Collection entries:
:::::

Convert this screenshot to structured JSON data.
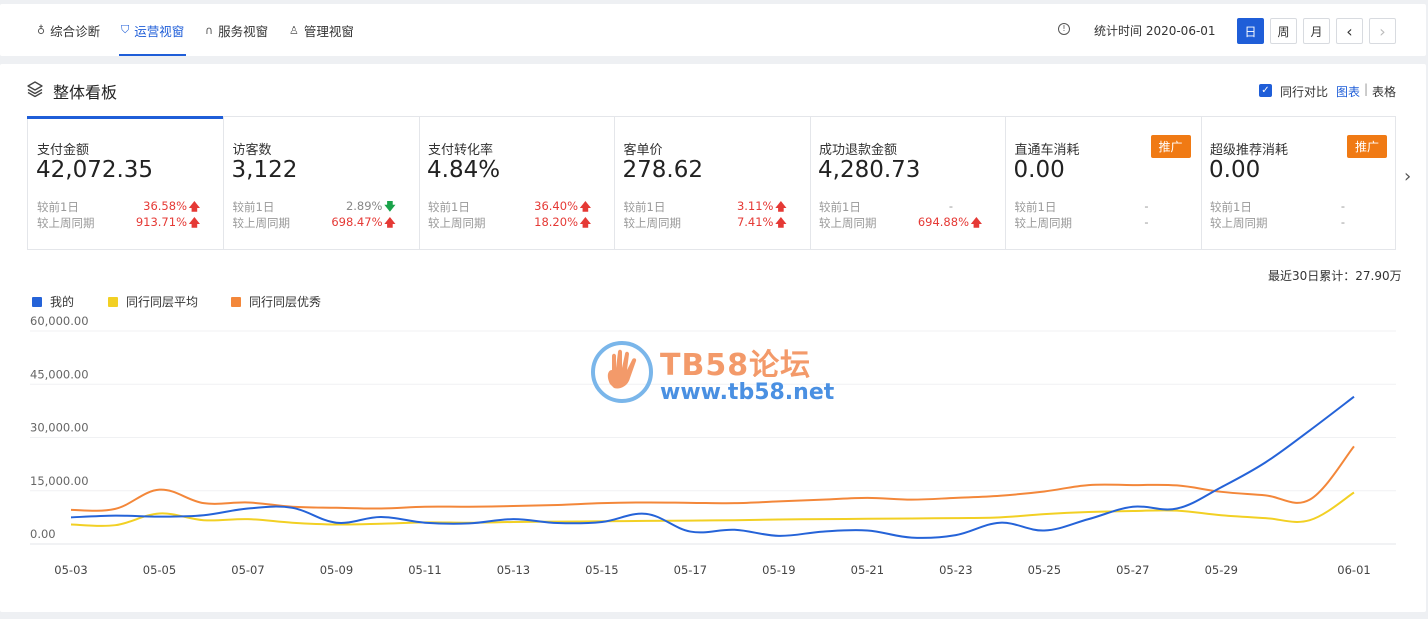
{
  "tabs": [
    {
      "label": "综合诊断",
      "icon": "bulb-icon",
      "active": false
    },
    {
      "label": "运营视窗",
      "icon": "shield-icon",
      "active": true
    },
    {
      "label": "服务视窗",
      "icon": "headset-icon",
      "active": false
    },
    {
      "label": "管理视窗",
      "icon": "medal-icon",
      "active": false
    }
  ],
  "header": {
    "stat_time": "统计时间 2020-06-01",
    "range_day": "日",
    "range_week": "周",
    "range_month": "月",
    "prev": "‹",
    "next": "›"
  },
  "panel": {
    "title": "整体看板",
    "compare_label": "同行对比",
    "view_chart": "图表",
    "view_sep": "|",
    "view_table": "表格"
  },
  "cards": [
    {
      "name": "支付金额",
      "value": "42,072.35",
      "r1_label": "较前1日",
      "r1_value": "36.58%",
      "r1_dir": "up",
      "r2_label": "较上周同期",
      "r2_value": "913.71%",
      "r2_dir": "up"
    },
    {
      "name": "访客数",
      "value": "3,122",
      "r1_label": "较前1日",
      "r1_value": "2.89%",
      "r1_dir": "down",
      "r2_label": "较上周同期",
      "r2_value": "698.47%",
      "r2_dir": "up"
    },
    {
      "name": "支付转化率",
      "value": "4.84%",
      "r1_label": "较前1日",
      "r1_value": "36.40%",
      "r1_dir": "up",
      "r2_label": "较上周同期",
      "r2_value": "18.20%",
      "r2_dir": "up"
    },
    {
      "name": "客单价",
      "value": "278.62",
      "r1_label": "较前1日",
      "r1_value": "3.11%",
      "r1_dir": "up",
      "r2_label": "较上周同期",
      "r2_value": "7.41%",
      "r2_dir": "up"
    },
    {
      "name": "成功退款金额",
      "value": "4,280.73",
      "r1_label": "较前1日",
      "r1_value": "-",
      "r1_dir": "none",
      "r2_label": "较上周同期",
      "r2_value": "694.88%",
      "r2_dir": "up"
    },
    {
      "name": "直通车消耗",
      "value": "0.00",
      "r1_label": "较前1日",
      "r1_value": "-",
      "r1_dir": "none",
      "r2_label": "较上周同期",
      "r2_value": "-",
      "r2_dir": "none",
      "promo": "推广"
    },
    {
      "name": "超级推荐消耗",
      "value": "0.00",
      "r1_label": "较前1日",
      "r1_value": "-",
      "r1_dir": "none",
      "r2_label": "较上周同期",
      "r2_value": "-",
      "r2_dir": "none",
      "promo": "推广"
    }
  ],
  "accum_text": "最近30日累计：27.90万",
  "watermark": {
    "line1": "TB58论坛",
    "line2": "www.tb58.net"
  },
  "colors": {
    "accent": "#1f5ed8",
    "mine": "#2563d8",
    "avg": "#f2d024",
    "best": "#f3873a",
    "up": "#e53935",
    "down": "#1aa34a",
    "promo": "#f07a14"
  },
  "chart_data": {
    "type": "line",
    "x": [
      "05-03",
      "05-04",
      "05-05",
      "05-06",
      "05-07",
      "05-08",
      "05-09",
      "05-10",
      "05-11",
      "05-12",
      "05-13",
      "05-14",
      "05-15",
      "05-16",
      "05-17",
      "05-18",
      "05-19",
      "05-20",
      "05-21",
      "05-22",
      "05-23",
      "05-24",
      "05-25",
      "05-26",
      "05-27",
      "05-28",
      "05-29",
      "05-30",
      "05-31",
      "06-01"
    ],
    "tick_labels": [
      "05-03",
      "05-05",
      "05-07",
      "05-09",
      "05-11",
      "05-13",
      "05-15",
      "05-17",
      "05-19",
      "05-21",
      "05-23",
      "05-25",
      "05-27",
      "05-29",
      "06-01"
    ],
    "y_ticks": [
      "60,000.00",
      "45,000.00",
      "30,000.00",
      "15,000.00",
      "0.00"
    ],
    "ylim": [
      0,
      60000
    ],
    "legend_position": "top-left",
    "grid": true,
    "series": [
      {
        "name": "我的",
        "color": "#2563d8",
        "values": [
          7500,
          8000,
          7700,
          8100,
          10000,
          10200,
          6000,
          7600,
          6000,
          5800,
          7000,
          5900,
          6200,
          8500,
          3500,
          4000,
          2300,
          3500,
          3800,
          1800,
          2500,
          6000,
          3800,
          7000,
          10500,
          10000,
          16000,
          23000,
          32000,
          41500
        ]
      },
      {
        "name": "同行同层平均",
        "color": "#f2d024",
        "values": [
          5500,
          5300,
          8600,
          6700,
          7000,
          6000,
          5500,
          5700,
          6100,
          6000,
          6200,
          6300,
          6400,
          6500,
          6600,
          6700,
          6900,
          7000,
          7100,
          7200,
          7300,
          7500,
          8400,
          9000,
          9300,
          9400,
          8100,
          7300,
          6700,
          14500
        ]
      },
      {
        "name": "同行同层优秀",
        "color": "#f3873a",
        "values": [
          9600,
          9900,
          15300,
          11500,
          11700,
          10500,
          10200,
          10000,
          10500,
          10500,
          10700,
          11000,
          11500,
          11700,
          11600,
          11500,
          12000,
          12500,
          13000,
          12500,
          13000,
          13600,
          14800,
          16600,
          16600,
          16500,
          14700,
          13700,
          12500,
          27500
        ]
      }
    ]
  }
}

:::::

#### Objective:
Copy out each line of the listing that holds "name".

#### Finished exercise:
      "name": "支付金额",
      "name": "访客数",
      "name": "支付转化率",
      "name": "客单价",
      "name": "成功退款金额",
      "name": "直通车消耗",
      "name": "超级推荐消耗",
        "name": "我的",
        "name": "同行同层平均",
        "name": "同行同层优秀",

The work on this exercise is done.